* [WHAT NEEDS TO BE DONE]: In the entries below, find the lines that contain the word "this" and copy them.

(Records contained in a dataset)
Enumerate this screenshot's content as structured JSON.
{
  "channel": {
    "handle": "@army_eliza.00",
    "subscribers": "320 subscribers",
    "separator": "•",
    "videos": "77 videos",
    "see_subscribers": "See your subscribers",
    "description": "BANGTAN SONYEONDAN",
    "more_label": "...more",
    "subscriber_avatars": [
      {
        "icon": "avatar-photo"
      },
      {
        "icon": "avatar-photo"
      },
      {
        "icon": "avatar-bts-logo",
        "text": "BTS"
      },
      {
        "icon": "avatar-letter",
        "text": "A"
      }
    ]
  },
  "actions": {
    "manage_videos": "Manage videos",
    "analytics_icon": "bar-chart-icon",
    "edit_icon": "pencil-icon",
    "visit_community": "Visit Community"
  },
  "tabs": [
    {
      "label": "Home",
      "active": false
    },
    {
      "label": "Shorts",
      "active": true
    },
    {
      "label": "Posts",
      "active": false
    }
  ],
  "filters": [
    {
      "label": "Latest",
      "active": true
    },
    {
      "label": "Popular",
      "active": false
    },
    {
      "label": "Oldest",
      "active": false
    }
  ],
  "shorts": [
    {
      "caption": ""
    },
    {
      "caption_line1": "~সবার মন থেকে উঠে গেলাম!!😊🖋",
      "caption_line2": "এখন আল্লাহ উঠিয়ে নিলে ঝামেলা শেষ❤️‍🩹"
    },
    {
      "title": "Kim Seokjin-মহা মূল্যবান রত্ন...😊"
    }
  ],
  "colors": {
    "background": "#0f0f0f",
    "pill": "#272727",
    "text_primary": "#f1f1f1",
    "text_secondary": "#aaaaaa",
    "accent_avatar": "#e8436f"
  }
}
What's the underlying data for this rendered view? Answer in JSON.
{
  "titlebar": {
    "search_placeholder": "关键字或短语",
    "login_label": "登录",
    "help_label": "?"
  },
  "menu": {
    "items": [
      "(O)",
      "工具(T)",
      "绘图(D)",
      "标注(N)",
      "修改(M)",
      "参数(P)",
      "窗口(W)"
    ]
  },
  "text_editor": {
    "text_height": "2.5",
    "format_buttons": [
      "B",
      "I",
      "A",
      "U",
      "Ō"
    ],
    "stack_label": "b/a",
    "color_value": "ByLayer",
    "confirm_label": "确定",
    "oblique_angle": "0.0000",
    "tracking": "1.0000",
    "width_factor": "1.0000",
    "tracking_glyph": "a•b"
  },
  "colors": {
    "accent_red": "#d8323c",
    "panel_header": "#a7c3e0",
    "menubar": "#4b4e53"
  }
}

* [TASK RESPONSE]:
Enumerate this screenshot's content as structured JSON.
What's the underlying data for this rendered view? Answer in JSON.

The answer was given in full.